GOAL OF THE EXERCISE — Your task is to extract every entry that follows word for word while excluding the pictures.

ENTRIES —
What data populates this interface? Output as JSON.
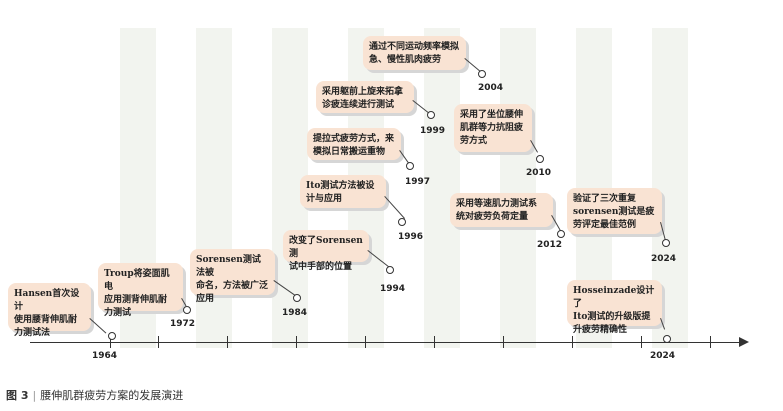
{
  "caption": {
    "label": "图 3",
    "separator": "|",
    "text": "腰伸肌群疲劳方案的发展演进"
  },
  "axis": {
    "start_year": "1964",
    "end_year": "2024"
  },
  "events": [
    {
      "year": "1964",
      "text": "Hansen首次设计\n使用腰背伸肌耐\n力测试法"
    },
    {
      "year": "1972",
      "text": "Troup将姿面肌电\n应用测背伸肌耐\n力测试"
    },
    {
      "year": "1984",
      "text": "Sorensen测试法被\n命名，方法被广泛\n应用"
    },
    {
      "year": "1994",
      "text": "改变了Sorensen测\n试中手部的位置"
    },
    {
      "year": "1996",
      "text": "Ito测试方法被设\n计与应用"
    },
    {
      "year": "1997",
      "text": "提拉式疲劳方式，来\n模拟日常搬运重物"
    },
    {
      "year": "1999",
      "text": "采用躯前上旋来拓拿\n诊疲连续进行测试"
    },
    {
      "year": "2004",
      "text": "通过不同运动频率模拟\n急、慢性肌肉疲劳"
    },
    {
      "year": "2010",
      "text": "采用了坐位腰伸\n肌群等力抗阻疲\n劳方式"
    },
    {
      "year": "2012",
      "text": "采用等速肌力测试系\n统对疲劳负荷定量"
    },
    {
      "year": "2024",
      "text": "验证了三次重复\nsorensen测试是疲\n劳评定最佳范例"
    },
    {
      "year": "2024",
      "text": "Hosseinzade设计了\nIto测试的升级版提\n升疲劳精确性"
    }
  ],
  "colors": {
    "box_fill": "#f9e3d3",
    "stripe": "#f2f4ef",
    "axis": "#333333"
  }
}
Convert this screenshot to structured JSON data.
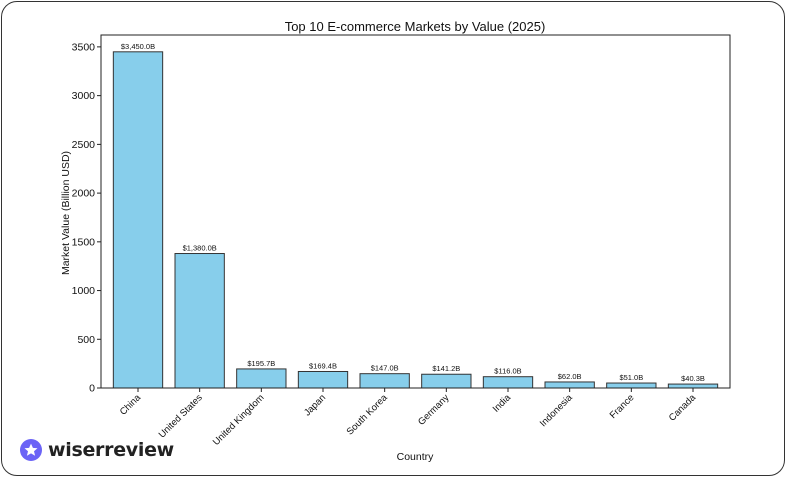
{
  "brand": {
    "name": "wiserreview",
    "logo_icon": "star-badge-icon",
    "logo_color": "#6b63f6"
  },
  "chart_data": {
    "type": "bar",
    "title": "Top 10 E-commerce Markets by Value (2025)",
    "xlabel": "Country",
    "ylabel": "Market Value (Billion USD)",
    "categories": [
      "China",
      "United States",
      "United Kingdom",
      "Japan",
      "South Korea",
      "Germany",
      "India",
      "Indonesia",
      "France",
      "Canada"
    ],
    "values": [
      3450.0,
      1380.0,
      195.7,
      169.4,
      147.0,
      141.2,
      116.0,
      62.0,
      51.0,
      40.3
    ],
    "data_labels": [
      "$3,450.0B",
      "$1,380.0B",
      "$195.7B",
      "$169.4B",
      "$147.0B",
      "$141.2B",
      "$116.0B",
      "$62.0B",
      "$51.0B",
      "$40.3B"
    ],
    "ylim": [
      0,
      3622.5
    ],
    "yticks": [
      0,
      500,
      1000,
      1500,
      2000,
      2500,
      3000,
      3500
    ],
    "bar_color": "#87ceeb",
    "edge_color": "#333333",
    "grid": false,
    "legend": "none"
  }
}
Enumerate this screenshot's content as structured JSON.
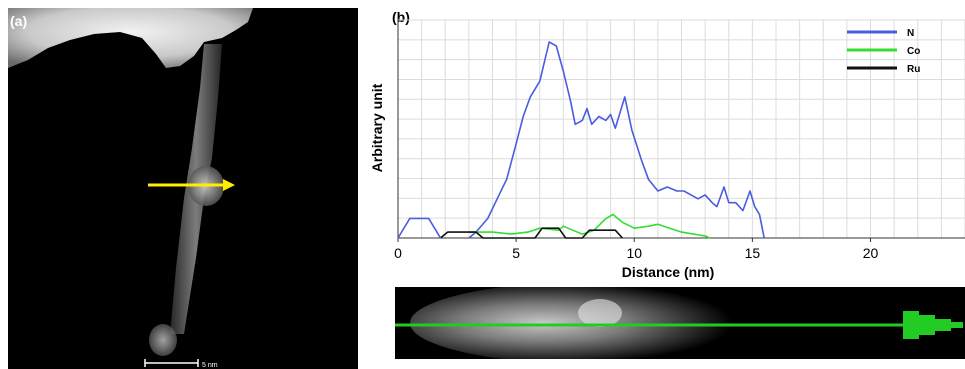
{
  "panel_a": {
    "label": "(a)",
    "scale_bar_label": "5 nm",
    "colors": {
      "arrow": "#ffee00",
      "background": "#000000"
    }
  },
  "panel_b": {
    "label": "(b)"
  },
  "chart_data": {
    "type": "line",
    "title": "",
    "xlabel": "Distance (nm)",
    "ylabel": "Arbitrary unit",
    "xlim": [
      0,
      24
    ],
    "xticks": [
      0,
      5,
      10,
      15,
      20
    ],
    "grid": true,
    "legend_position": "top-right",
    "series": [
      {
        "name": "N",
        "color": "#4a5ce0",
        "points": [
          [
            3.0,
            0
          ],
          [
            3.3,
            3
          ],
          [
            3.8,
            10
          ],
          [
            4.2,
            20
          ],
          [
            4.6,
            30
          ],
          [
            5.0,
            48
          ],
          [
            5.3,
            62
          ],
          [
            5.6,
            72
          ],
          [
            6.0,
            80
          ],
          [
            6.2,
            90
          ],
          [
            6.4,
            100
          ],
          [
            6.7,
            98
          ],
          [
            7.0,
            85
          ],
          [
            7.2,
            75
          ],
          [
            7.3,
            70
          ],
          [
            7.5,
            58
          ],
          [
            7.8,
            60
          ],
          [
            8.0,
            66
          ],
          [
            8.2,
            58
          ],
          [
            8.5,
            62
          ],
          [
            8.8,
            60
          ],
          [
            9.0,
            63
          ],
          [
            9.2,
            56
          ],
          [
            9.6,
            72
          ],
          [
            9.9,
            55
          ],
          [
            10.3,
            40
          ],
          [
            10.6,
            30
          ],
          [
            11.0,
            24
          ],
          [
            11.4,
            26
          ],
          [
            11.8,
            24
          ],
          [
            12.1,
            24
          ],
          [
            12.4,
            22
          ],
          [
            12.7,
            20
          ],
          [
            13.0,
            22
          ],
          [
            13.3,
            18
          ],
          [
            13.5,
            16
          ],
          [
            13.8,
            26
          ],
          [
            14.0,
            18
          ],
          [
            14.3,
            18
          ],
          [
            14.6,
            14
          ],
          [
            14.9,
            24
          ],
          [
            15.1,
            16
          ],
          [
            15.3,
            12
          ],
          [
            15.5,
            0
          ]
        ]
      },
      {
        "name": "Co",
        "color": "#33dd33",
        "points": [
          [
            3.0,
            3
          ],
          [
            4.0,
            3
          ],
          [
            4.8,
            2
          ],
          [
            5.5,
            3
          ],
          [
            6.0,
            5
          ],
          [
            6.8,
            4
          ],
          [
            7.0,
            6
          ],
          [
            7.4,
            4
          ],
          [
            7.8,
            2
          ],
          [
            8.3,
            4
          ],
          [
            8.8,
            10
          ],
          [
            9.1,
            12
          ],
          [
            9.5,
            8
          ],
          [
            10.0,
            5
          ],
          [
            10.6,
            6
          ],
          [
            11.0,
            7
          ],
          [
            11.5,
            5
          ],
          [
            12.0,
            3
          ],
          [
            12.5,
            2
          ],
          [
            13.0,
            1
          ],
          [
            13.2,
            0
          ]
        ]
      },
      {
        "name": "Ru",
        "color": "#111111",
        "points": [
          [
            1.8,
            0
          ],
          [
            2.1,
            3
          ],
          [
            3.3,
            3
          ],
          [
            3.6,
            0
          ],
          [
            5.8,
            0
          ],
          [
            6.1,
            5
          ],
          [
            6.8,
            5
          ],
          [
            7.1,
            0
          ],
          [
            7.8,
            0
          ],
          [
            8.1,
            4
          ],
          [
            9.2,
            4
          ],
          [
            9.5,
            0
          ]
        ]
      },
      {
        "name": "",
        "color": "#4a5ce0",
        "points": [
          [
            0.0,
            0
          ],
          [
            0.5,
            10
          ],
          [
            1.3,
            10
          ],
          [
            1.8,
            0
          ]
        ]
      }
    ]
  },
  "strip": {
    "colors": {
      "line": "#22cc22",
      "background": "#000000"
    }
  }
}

EXPECTED OUTPUT —
What data populates this interface? Output as JSON.
{
  "caption": {
    "label": "图 3",
    "separator": "|",
    "text": "腰伸肌群疲劳方案的发展演进"
  },
  "axis": {
    "start_year": "1964",
    "end_year": "2024"
  },
  "events": [
    {
      "year": "1964",
      "text": "Hansen首次设计\n使用腰背伸肌耐\n力测试法"
    },
    {
      "year": "1972",
      "text": "Troup将姿面肌电\n应用测背伸肌耐\n力测试"
    },
    {
      "year": "1984",
      "text": "Sorensen测试法被\n命名，方法被广泛\n应用"
    },
    {
      "year": "1994",
      "text": "改变了Sorensen测\n试中手部的位置"
    },
    {
      "year": "1996",
      "text": "Ito测试方法被设\n计与应用"
    },
    {
      "year": "1997",
      "text": "提拉式疲劳方式，来\n模拟日常搬运重物"
    },
    {
      "year": "1999",
      "text": "采用躯前上旋来拓拿\n诊疲连续进行测试"
    },
    {
      "year": "2004",
      "text": "通过不同运动频率模拟\n急、慢性肌肉疲劳"
    },
    {
      "year": "2010",
      "text": "采用了坐位腰伸\n肌群等力抗阻疲\n劳方式"
    },
    {
      "year": "2012",
      "text": "采用等速肌力测试系\n统对疲劳负荷定量"
    },
    {
      "year": "2024",
      "text": "验证了三次重复\nsorensen测试是疲\n劳评定最佳范例"
    },
    {
      "year": "2024",
      "text": "Hosseinzade设计了\nIto测试的升级版提\n升疲劳精确性"
    }
  ],
  "colors": {
    "box_fill": "#f9e3d3",
    "stripe": "#f2f4ef",
    "axis": "#333333"
  }
}
Convert this screenshot to structured JSON data.
{
  "brand": {
    "name": "wiserreview",
    "logo_icon": "star-badge-icon",
    "logo_color": "#6b63f6"
  },
  "chart_data": {
    "type": "bar",
    "title": "Top 10 E-commerce Markets by Value (2025)",
    "xlabel": "Country",
    "ylabel": "Market Value (Billion USD)",
    "categories": [
      "China",
      "United States",
      "United Kingdom",
      "Japan",
      "South Korea",
      "Germany",
      "India",
      "Indonesia",
      "France",
      "Canada"
    ],
    "values": [
      3450.0,
      1380.0,
      195.7,
      169.4,
      147.0,
      141.2,
      116.0,
      62.0,
      51.0,
      40.3
    ],
    "data_labels": [
      "$3,450.0B",
      "$1,380.0B",
      "$195.7B",
      "$169.4B",
      "$147.0B",
      "$141.2B",
      "$116.0B",
      "$62.0B",
      "$51.0B",
      "$40.3B"
    ],
    "ylim": [
      0,
      3622.5
    ],
    "yticks": [
      0,
      500,
      1000,
      1500,
      2000,
      2500,
      3000,
      3500
    ],
    "bar_color": "#87ceeb",
    "edge_color": "#333333",
    "grid": false,
    "legend": "none"
  }
}
Enumerate this screenshot's content as structured JSON.
{
  "panel_a": {
    "label": "(a)",
    "scale_bar_label": "5 nm",
    "colors": {
      "arrow": "#ffee00",
      "background": "#000000"
    }
  },
  "panel_b": {
    "label": "(b)"
  },
  "chart_data": {
    "type": "line",
    "title": "",
    "xlabel": "Distance (nm)",
    "ylabel": "Arbitrary unit",
    "xlim": [
      0,
      24
    ],
    "xticks": [
      0,
      5,
      10,
      15,
      20
    ],
    "grid": true,
    "legend_position": "top-right",
    "series": [
      {
        "name": "N",
        "color": "#4a5ce0",
        "points": [
          [
            3.0,
            0
          ],
          [
            3.3,
            3
          ],
          [
            3.8,
            10
          ],
          [
            4.2,
            20
          ],
          [
            4.6,
            30
          ],
          [
            5.0,
            48
          ],
          [
            5.3,
            62
          ],
          [
            5.6,
            72
          ],
          [
            6.0,
            80
          ],
          [
            6.2,
            90
          ],
          [
            6.4,
            100
          ],
          [
            6.7,
            98
          ],
          [
            7.0,
            85
          ],
          [
            7.2,
            75
          ],
          [
            7.3,
            70
          ],
          [
            7.5,
            58
          ],
          [
            7.8,
            60
          ],
          [
            8.0,
            66
          ],
          [
            8.2,
            58
          ],
          [
            8.5,
            62
          ],
          [
            8.8,
            60
          ],
          [
            9.0,
            63
          ],
          [
            9.2,
            56
          ],
          [
            9.6,
            72
          ],
          [
            9.9,
            55
          ],
          [
            10.3,
            40
          ],
          [
            10.6,
            30
          ],
          [
            11.0,
            24
          ],
          [
            11.4,
            26
          ],
          [
            11.8,
            24
          ],
          [
            12.1,
            24
          ],
          [
            12.4,
            22
          ],
          [
            12.7,
            20
          ],
          [
            13.0,
            22
          ],
          [
            13.3,
            18
          ],
          [
            13.5,
            16
          ],
          [
            13.8,
            26
          ],
          [
            14.0,
            18
          ],
          [
            14.3,
            18
          ],
          [
            14.6,
            14
          ],
          [
            14.9,
            24
          ],
          [
            15.1,
            16
          ],
          [
            15.3,
            12
          ],
          [
            15.5,
            0
          ]
        ]
      },
      {
        "name": "Co",
        "color": "#33dd33",
        "points": [
          [
            3.0,
            3
          ],
          [
            4.0,
            3
          ],
          [
            4.8,
            2
          ],
          [
            5.5,
            3
          ],
          [
            6.0,
            5
          ],
          [
            6.8,
            4
          ],
          [
            7.0,
            6
          ],
          [
            7.4,
            4
          ],
          [
            7.8,
            2
          ],
          [
            8.3,
            4
          ],
          [
            8.8,
            10
          ],
          [
            9.1,
            12
          ],
          [
            9.5,
            8
          ],
          [
            10.0,
            5
          ],
          [
            10.6,
            6
          ],
          [
            11.0,
            7
          ],
          [
            11.5,
            5
          ],
          [
            12.0,
            3
          ],
          [
            12.5,
            2
          ],
          [
            13.0,
            1
          ],
          [
            13.2,
            0
          ]
        ]
      },
      {
        "name": "Ru",
        "color": "#111111",
        "points": [
          [
            1.8,
            0
          ],
          [
            2.1,
            3
          ],
          [
            3.3,
            3
          ],
          [
            3.6,
            0
          ],
          [
            5.8,
            0
          ],
          [
            6.1,
            5
          ],
          [
            6.8,
            5
          ],
          [
            7.1,
            0
          ],
          [
            7.8,
            0
          ],
          [
            8.1,
            4
          ],
          [
            9.2,
            4
          ],
          [
            9.5,
            0
          ]
        ]
      },
      {
        "name": "",
        "color": "#4a5ce0",
        "points": [
          [
            0.0,
            0
          ],
          [
            0.5,
            10
          ],
          [
            1.3,
            10
          ],
          [
            1.8,
            0
          ]
        ]
      }
    ]
  },
  "strip": {
    "colors": {
      "line": "#22cc22",
      "background": "#000000"
    }
  }
}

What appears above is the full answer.